# Task instructions:
Locate each line in the records containing the string "chart" and copy those lines. Matching is case-sensitive.

#### Data for processing

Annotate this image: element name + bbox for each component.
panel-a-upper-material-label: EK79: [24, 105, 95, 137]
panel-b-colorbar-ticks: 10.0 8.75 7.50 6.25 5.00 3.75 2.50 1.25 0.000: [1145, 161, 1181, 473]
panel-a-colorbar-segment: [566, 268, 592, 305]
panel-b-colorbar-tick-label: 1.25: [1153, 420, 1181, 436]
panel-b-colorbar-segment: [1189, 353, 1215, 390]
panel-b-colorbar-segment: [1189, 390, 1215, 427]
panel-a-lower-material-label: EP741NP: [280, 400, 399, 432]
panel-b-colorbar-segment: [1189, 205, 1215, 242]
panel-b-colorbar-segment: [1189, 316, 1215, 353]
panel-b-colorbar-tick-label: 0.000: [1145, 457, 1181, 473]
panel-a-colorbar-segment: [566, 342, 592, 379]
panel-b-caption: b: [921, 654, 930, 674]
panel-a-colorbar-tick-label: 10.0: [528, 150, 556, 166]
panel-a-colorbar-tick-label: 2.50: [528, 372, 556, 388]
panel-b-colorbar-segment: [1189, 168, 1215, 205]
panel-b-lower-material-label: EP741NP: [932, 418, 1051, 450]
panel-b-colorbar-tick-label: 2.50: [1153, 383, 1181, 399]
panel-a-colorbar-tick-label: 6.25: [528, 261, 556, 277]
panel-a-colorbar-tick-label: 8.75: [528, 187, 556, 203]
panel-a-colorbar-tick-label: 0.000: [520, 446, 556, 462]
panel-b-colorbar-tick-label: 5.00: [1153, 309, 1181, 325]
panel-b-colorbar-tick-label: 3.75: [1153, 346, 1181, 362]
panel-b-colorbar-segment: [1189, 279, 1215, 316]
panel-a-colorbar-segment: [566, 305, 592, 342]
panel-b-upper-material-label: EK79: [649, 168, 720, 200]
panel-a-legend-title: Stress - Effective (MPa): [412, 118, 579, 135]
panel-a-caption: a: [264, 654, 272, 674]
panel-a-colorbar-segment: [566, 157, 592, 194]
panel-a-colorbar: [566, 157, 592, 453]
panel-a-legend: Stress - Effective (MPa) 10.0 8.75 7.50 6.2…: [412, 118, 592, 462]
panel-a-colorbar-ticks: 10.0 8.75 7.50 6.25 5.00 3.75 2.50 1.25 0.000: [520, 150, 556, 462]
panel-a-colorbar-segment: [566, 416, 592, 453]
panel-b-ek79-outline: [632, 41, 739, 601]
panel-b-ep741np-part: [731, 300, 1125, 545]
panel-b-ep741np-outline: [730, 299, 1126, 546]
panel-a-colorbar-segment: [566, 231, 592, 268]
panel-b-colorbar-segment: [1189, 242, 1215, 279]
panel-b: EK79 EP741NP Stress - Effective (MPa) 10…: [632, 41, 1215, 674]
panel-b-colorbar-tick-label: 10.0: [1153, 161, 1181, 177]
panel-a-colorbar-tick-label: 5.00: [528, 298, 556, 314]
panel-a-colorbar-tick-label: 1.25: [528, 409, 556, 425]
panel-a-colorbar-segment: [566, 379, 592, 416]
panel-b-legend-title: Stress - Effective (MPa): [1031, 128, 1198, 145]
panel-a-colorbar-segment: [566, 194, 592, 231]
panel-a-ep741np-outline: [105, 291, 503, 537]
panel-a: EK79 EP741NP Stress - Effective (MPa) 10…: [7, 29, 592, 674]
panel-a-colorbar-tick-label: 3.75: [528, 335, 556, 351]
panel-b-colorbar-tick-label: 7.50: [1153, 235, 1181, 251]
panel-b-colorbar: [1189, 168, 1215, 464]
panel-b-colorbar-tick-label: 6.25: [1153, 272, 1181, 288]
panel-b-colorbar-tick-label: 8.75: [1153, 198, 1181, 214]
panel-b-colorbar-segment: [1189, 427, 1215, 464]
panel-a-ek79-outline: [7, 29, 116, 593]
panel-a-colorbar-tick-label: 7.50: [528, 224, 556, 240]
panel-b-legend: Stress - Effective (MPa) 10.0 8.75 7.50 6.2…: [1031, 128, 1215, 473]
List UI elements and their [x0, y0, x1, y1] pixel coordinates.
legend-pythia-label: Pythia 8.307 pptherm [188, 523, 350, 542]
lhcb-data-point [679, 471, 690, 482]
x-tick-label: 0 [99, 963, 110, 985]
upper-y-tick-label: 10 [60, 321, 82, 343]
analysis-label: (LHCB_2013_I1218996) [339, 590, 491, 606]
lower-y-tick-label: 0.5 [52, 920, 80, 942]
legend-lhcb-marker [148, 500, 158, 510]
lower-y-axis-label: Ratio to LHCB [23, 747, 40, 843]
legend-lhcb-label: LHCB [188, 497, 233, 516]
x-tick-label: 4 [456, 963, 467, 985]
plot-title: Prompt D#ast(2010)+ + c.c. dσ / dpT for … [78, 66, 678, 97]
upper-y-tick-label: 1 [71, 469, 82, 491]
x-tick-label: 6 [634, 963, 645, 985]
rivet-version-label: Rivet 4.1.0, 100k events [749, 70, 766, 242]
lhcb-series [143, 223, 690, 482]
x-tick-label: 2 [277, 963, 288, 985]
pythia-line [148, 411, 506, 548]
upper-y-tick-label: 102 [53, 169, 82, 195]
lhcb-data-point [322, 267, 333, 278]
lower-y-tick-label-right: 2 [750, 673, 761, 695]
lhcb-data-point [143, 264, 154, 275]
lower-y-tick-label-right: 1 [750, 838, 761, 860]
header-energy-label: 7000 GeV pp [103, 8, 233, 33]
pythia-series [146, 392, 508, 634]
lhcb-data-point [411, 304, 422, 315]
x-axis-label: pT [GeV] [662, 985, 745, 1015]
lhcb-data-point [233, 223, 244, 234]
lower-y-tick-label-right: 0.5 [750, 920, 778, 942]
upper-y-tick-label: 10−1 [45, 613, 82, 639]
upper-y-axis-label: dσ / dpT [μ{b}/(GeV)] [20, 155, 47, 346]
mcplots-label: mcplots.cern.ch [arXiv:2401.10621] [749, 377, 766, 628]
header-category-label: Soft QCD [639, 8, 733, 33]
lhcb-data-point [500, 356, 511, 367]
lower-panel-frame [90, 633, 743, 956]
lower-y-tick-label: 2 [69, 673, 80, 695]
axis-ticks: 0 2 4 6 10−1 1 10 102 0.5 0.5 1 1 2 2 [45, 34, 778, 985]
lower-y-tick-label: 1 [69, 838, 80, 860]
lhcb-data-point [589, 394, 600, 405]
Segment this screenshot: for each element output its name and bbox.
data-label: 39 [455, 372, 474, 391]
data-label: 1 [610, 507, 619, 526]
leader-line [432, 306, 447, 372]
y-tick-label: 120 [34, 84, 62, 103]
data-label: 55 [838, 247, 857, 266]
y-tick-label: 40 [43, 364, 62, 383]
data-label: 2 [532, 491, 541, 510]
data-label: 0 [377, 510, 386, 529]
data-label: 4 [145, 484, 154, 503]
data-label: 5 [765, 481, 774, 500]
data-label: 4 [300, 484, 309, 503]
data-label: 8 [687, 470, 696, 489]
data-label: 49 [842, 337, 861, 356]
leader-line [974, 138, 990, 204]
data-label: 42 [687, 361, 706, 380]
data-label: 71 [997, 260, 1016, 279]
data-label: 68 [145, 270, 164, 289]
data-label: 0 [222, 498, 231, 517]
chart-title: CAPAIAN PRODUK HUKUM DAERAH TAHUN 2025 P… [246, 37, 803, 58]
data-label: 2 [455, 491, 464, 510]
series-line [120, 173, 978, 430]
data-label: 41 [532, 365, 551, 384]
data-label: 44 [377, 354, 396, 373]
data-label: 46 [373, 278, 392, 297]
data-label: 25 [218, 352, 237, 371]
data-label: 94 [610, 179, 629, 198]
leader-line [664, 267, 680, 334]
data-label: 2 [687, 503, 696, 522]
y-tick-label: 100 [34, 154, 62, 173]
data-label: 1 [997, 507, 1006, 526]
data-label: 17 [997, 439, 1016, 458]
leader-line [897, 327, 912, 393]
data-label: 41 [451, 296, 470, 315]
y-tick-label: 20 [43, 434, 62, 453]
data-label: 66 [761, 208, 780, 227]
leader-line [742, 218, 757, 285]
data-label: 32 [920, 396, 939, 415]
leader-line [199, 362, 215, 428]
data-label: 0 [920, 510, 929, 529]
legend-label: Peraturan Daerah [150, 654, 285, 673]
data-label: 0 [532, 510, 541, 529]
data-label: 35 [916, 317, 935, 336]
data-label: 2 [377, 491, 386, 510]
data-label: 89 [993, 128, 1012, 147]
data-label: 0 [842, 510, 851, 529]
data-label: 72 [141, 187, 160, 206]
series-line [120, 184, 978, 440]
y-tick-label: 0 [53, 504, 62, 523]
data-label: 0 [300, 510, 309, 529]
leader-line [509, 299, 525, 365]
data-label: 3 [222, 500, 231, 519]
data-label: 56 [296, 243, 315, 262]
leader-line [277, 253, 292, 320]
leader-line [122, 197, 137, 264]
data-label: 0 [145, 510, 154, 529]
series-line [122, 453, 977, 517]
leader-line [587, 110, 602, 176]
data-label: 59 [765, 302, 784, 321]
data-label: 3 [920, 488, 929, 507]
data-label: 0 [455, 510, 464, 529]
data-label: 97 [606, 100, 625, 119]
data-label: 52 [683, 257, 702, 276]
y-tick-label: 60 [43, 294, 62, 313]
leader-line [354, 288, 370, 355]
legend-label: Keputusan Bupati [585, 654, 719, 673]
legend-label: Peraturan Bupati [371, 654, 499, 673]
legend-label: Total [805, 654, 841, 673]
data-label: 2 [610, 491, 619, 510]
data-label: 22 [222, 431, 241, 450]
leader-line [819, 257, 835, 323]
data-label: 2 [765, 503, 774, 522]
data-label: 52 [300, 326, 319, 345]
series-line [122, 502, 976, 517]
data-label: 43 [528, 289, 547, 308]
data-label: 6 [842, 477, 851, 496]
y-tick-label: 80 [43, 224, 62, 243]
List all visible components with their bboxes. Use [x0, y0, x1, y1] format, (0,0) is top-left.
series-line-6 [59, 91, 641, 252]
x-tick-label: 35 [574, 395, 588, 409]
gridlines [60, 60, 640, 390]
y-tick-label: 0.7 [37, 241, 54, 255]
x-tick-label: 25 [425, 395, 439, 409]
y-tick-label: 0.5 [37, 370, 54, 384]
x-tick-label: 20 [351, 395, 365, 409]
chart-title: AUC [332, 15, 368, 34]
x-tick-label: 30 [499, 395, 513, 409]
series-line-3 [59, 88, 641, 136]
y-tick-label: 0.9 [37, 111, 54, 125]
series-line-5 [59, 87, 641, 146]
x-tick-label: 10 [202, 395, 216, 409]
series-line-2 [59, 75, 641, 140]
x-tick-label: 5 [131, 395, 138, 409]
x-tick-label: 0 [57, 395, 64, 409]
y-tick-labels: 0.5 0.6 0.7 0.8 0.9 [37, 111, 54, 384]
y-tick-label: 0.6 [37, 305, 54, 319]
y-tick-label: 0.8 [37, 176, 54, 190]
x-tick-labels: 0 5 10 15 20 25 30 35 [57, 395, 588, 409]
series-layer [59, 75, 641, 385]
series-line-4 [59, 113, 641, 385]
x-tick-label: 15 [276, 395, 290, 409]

########

# Exercise answer:
chart-title: CAPAIAN PRODUK HUKUM DAERAH TAHUN 2025 P… [246, 37, 803, 58]
chart-title: AUC [332, 15, 368, 34]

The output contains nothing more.